TASK OBJECTIVE:
Each record below should be repeated precisely as written.

┌──

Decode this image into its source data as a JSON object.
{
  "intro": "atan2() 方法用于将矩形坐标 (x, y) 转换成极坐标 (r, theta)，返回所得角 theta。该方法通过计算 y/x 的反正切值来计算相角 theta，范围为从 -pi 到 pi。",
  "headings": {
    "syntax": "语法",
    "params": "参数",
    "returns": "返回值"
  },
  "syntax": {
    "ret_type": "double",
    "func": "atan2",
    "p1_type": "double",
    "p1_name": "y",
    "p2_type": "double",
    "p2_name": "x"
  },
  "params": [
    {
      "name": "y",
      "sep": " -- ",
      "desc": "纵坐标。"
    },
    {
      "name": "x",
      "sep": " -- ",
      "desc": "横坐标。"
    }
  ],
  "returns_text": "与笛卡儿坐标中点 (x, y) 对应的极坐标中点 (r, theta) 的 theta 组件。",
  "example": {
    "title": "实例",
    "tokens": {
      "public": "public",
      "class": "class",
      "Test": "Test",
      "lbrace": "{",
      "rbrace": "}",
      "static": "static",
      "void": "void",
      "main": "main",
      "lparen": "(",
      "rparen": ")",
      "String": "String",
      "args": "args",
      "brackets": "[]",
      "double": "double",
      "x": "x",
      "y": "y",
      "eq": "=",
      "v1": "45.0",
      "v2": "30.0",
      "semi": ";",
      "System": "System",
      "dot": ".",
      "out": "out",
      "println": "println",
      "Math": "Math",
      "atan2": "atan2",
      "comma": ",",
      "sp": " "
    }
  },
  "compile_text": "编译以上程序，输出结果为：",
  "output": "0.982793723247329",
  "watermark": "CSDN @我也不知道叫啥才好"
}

└──

THE REPLY:
Decode this image into its source data as a JSON object.
{
  "intro": "atan2() 方法用于将矩形坐标 (x, y) 转换成极坐标 (r, theta)，返回所得角 theta。该方法通过计算 y/x 的反正切值来计算相角 theta，范围为从 -pi 到 pi。",
  "headings": {
    "syntax": "语法",
    "params": "参数",
    "returns": "返回值"
  },
  "syntax": {
    "ret_type": "double",
    "func": "atan2",
    "p1_type": "double",
    "p1_name": "y",
    "p2_type": "double",
    "p2_name": "x"
  },
  "params": [
    {
      "name": "y",
      "sep": " -- ",
      "desc": "纵坐标。"
    },
    {
      "name": "x",
      "sep": " -- ",
      "desc": "横坐标。"
    }
  ],
  "returns_text": "与笛卡儿坐标中点 (x, y) 对应的极坐标中点 (r, theta) 的 theta 组件。",
  "example": {
    "title": "实例",
    "tokens": {
      "public": "public",
      "class": "class",
      "Test": "Test",
      "lbrace": "{",
      "rbrace": "}",
      "static": "static",
      "void": "void",
      "main": "main",
      "lparen": "(",
      "rparen": ")",
      "String": "String",
      "args": "args",
      "brackets": "[]",
      "double": "double",
      "x": "x",
      "y": "y",
      "eq": "=",
      "v1": "45.0",
      "v2": "30.0",
      "semi": ";",
      "System": "System",
      "dot": ".",
      "out": "out",
      "println": "println",
      "Math": "Math",
      "atan2": "atan2",
      "comma": ",",
      "sp": " "
    }
  },
  "compile_text": "编译以上程序，输出结果为：",
  "output": "0.982793723247329",
  "watermark": "CSDN @我也不知道叫啥才好"
}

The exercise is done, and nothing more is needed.